======== WORKING DATA ========

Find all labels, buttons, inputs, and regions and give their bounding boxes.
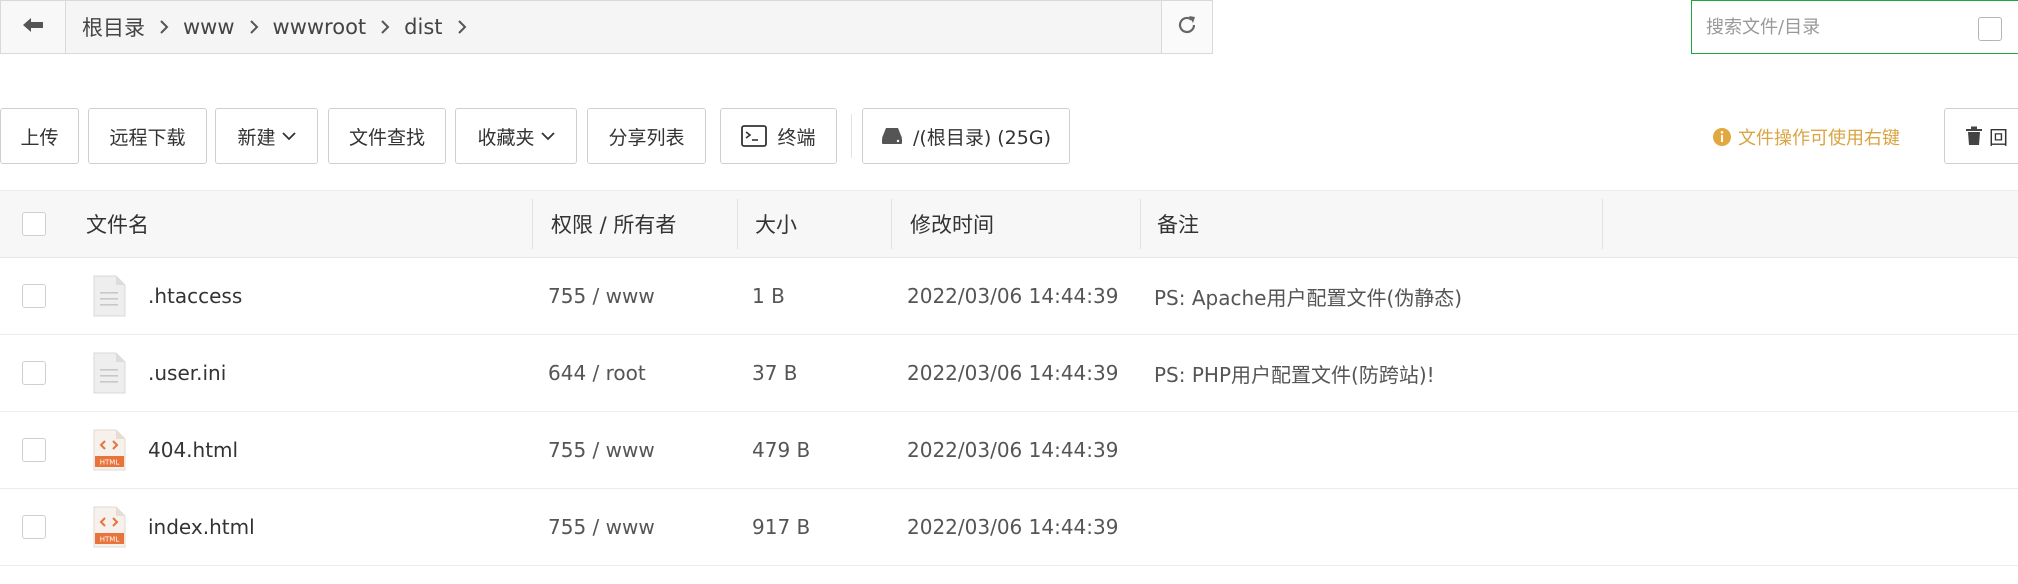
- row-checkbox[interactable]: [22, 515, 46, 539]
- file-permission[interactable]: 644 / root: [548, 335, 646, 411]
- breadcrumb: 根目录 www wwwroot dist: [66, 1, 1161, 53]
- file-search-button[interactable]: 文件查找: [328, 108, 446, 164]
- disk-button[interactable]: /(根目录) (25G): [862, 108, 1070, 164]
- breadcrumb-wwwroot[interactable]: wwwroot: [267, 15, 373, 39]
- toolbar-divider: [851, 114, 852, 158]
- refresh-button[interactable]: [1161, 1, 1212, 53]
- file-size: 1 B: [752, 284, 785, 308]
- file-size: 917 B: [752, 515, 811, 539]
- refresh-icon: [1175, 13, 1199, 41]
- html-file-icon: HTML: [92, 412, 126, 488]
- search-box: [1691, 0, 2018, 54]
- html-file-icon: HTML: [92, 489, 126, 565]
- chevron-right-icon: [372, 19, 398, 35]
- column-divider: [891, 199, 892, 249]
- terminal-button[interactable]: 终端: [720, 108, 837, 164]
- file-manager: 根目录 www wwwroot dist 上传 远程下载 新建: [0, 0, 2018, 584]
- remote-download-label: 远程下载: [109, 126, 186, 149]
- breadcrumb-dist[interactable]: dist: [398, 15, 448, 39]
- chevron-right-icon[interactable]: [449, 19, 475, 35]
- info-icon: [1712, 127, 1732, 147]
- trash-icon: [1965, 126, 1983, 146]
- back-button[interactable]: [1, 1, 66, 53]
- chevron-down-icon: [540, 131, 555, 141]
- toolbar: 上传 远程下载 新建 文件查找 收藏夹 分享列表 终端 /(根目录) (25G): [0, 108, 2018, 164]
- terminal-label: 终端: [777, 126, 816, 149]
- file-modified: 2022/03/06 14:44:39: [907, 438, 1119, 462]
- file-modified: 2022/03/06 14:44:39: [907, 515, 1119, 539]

========

- AIM: Copy every line of the rows above as it appears, leaving out the pictures.

- THE OUTPUT:
Find all labels, buttons, inputs, and regions and give their bounding boxes.
- row-checkbox[interactable]: [22, 515, 46, 539]
- file-permission[interactable]: 644 / root: [548, 335, 646, 411]
- breadcrumb: 根目录 www wwwroot dist: [66, 1, 1161, 53]
- file-search-button[interactable]: 文件查找: [328, 108, 446, 164]
- disk-button[interactable]: /(根目录) (25G): [862, 108, 1070, 164]
- breadcrumb-wwwroot[interactable]: wwwroot: [267, 15, 373, 39]
- toolbar-divider: [851, 114, 852, 158]
- refresh-button[interactable]: [1161, 1, 1212, 53]
- file-size: 1 B: [752, 284, 785, 308]
- file-size: 917 B: [752, 515, 811, 539]
- refresh-icon: [1175, 13, 1199, 41]
- html-file-icon: HTML: [92, 412, 126, 488]
- search-box: [1691, 0, 2018, 54]
- html-file-icon: HTML: [92, 489, 126, 565]
- chevron-right-icon: [372, 19, 398, 35]
- column-divider: [891, 199, 892, 249]
- terminal-button[interactable]: 终端: [720, 108, 837, 164]
- file-manager: 根目录 www wwwroot dist 上传 远程下载 新建: [0, 0, 2018, 584]
- remote-download-label: 远程下载: [109, 126, 186, 149]
- breadcrumb-dist[interactable]: dist: [398, 15, 448, 39]
- chevron-right-icon[interactable]: [449, 19, 475, 35]
- info-icon: [1712, 127, 1732, 147]
- trash-icon: [1965, 126, 1983, 146]
- back-button[interactable]: [1, 1, 66, 53]
- chevron-down-icon: [540, 131, 555, 141]
- toolbar: 上传 远程下载 新建 文件查找 收藏夹 分享列表 终端 /(根目录) (25G): [0, 108, 2018, 164]
- terminal-label: 终端: [777, 126, 816, 149]
- file-modified: 2022/03/06 14:44:39: [907, 438, 1119, 462]
- file-modified: 2022/03/06 14:44:39: [907, 515, 1119, 539]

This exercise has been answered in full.